==== Records supplied

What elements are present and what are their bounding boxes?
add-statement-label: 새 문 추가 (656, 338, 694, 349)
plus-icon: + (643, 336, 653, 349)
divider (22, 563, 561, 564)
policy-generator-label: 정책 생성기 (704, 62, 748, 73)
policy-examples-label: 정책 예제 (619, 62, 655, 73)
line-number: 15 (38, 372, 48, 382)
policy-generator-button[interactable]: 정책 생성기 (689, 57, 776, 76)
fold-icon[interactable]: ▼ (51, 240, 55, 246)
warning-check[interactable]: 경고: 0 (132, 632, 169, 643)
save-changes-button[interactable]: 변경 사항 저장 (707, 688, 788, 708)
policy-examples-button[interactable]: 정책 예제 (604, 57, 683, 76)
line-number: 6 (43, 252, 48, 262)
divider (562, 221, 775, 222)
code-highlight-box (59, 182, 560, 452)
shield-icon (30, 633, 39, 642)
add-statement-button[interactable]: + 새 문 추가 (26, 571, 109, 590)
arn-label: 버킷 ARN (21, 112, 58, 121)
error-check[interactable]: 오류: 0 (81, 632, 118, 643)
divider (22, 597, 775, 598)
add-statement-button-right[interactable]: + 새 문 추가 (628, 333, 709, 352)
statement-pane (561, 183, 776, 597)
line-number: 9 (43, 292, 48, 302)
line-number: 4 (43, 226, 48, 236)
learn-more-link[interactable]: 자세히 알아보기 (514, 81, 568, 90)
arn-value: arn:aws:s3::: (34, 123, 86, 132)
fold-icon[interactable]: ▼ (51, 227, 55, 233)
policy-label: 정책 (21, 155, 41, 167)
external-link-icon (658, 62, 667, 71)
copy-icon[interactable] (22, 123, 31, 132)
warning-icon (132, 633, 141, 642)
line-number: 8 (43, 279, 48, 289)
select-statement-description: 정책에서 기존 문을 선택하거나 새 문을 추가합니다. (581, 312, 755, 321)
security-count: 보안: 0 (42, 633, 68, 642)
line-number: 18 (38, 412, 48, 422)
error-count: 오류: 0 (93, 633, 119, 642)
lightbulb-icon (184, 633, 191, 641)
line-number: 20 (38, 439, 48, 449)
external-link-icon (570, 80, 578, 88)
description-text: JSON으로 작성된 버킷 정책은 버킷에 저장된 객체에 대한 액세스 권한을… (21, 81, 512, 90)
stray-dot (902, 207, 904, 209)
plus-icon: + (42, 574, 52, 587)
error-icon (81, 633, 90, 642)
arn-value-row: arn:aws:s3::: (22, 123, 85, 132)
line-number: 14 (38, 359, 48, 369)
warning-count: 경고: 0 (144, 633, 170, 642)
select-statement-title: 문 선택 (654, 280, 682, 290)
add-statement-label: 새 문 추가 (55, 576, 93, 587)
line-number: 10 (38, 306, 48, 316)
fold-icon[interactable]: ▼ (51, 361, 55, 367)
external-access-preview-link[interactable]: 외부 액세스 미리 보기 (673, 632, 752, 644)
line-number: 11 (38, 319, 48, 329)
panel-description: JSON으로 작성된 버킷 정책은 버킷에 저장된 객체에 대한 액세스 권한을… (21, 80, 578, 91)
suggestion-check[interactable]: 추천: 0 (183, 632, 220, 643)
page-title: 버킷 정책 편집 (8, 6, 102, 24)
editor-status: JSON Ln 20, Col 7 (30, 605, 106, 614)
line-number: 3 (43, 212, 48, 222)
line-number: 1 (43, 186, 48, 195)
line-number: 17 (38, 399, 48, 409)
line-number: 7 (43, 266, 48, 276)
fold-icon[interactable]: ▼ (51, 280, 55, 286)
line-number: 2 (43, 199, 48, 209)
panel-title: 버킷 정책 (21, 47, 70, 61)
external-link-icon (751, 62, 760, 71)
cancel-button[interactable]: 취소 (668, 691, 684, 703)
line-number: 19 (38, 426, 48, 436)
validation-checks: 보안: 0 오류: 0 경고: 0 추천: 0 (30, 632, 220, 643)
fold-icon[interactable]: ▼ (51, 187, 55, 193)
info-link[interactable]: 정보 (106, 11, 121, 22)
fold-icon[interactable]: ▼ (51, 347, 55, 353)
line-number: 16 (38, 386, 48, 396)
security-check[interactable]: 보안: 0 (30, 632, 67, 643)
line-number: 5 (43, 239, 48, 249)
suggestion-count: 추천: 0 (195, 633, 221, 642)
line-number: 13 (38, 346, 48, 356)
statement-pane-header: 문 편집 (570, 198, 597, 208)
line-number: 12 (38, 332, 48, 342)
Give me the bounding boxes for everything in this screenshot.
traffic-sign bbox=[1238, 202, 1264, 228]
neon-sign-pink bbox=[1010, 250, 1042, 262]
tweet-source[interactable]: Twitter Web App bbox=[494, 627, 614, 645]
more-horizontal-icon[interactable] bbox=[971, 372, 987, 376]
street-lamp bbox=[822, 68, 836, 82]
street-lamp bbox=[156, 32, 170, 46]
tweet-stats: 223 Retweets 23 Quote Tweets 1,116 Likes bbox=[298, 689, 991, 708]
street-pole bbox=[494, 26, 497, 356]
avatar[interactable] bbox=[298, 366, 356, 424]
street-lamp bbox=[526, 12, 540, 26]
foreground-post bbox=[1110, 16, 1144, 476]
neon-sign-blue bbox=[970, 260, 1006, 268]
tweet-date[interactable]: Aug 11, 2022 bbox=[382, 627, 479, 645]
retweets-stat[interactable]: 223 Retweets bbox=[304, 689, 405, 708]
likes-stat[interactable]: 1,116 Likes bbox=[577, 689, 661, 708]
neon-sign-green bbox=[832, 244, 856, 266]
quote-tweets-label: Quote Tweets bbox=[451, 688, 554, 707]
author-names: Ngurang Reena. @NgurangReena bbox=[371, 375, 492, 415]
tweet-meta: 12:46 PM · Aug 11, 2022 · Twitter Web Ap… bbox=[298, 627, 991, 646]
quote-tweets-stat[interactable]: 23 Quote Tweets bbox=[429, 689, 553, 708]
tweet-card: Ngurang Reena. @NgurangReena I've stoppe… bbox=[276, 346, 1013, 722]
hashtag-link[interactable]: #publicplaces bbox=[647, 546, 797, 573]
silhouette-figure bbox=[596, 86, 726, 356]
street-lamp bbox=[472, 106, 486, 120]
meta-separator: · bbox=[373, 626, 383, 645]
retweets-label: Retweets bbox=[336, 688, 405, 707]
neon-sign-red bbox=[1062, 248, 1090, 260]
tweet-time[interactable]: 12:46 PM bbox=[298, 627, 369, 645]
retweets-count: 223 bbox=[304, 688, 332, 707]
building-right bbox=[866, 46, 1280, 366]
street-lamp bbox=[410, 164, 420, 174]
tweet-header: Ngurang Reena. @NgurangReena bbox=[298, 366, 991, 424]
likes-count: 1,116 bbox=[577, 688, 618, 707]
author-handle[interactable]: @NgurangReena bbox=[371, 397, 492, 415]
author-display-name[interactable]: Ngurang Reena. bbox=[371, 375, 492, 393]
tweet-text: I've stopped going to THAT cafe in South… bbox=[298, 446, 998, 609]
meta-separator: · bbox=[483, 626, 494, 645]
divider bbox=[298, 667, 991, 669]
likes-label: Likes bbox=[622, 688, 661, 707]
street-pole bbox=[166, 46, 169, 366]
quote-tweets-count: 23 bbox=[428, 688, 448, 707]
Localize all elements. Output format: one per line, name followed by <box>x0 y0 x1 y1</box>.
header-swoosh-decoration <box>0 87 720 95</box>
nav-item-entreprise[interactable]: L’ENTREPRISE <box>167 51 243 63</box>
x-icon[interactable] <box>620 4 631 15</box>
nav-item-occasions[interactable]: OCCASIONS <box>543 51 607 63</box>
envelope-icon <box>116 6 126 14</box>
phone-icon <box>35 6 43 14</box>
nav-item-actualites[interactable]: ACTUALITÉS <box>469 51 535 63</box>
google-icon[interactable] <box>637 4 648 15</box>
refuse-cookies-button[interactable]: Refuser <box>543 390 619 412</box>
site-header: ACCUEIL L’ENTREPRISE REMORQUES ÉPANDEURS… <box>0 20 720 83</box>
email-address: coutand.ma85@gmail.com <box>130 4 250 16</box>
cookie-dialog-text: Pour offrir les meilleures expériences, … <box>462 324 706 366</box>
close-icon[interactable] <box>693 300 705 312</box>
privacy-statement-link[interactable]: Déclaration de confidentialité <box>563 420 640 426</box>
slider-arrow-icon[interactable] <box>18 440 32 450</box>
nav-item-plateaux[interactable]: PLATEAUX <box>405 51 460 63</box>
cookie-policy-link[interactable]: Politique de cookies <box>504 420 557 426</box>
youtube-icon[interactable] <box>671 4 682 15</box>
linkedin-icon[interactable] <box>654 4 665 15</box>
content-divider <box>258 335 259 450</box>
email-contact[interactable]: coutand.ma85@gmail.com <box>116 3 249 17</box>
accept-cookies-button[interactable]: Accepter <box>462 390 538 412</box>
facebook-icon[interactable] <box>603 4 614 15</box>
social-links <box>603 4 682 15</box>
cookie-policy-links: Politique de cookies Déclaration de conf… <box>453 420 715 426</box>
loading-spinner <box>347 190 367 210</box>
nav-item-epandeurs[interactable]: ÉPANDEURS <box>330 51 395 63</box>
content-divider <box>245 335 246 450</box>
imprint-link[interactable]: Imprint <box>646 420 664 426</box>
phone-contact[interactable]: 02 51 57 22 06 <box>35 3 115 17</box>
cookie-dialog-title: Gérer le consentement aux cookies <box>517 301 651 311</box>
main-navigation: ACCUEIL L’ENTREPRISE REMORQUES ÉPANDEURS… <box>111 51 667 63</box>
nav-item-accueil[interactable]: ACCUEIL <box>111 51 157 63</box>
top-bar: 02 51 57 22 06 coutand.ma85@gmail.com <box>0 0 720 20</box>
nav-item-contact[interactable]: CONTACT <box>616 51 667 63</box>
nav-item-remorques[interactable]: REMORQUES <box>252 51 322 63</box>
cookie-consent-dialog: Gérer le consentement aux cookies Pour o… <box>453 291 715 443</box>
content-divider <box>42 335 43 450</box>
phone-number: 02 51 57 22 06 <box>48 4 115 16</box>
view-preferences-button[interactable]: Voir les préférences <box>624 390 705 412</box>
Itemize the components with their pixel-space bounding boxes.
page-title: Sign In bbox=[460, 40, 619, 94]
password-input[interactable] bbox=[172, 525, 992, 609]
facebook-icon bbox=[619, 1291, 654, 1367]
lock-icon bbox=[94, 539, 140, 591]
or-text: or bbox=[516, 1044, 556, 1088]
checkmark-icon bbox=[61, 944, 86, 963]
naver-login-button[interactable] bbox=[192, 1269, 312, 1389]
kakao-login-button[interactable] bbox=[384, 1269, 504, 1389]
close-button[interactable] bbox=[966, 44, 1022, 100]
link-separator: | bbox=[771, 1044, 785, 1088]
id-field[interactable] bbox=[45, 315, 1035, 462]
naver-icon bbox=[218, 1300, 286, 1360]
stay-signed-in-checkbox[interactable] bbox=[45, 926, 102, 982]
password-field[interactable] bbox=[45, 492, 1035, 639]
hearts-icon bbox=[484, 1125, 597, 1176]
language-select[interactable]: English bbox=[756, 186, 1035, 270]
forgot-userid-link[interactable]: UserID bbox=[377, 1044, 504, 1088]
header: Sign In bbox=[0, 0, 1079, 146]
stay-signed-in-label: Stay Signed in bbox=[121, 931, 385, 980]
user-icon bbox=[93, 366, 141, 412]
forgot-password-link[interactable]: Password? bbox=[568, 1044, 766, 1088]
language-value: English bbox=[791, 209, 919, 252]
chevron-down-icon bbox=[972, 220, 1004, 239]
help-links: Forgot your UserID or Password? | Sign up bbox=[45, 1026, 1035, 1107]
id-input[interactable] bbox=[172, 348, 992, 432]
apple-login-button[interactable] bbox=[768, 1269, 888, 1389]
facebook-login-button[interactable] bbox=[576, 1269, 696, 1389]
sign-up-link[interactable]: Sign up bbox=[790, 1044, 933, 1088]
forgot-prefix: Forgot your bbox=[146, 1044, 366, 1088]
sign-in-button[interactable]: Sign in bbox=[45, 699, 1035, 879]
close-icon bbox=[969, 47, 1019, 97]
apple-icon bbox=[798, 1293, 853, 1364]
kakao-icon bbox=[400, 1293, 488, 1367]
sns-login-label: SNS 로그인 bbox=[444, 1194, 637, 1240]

========

(Stated problem): Return the rows from the first line through the line containing "policy-examples-button[interactable]: 정책 예제", both included, and reproduce each line without any change.

(In response):
What elements are present and what are their bounding boxes?
add-statement-label: 새 문 추가 (656, 338, 694, 349)
plus-icon: + (643, 336, 653, 349)
divider (22, 563, 561, 564)
policy-generator-label: 정책 생성기 (704, 62, 748, 73)
policy-examples-label: 정책 예제 (619, 62, 655, 73)
line-number: 15 (38, 372, 48, 382)
policy-generator-button[interactable]: 정책 생성기 (689, 57, 776, 76)
fold-icon[interactable]: ▼ (51, 240, 55, 246)
warning-check[interactable]: 경고: 0 (132, 632, 169, 643)
save-changes-button[interactable]: 변경 사항 저장 (707, 688, 788, 708)
policy-examples-button[interactable]: 정책 예제 (604, 57, 683, 76)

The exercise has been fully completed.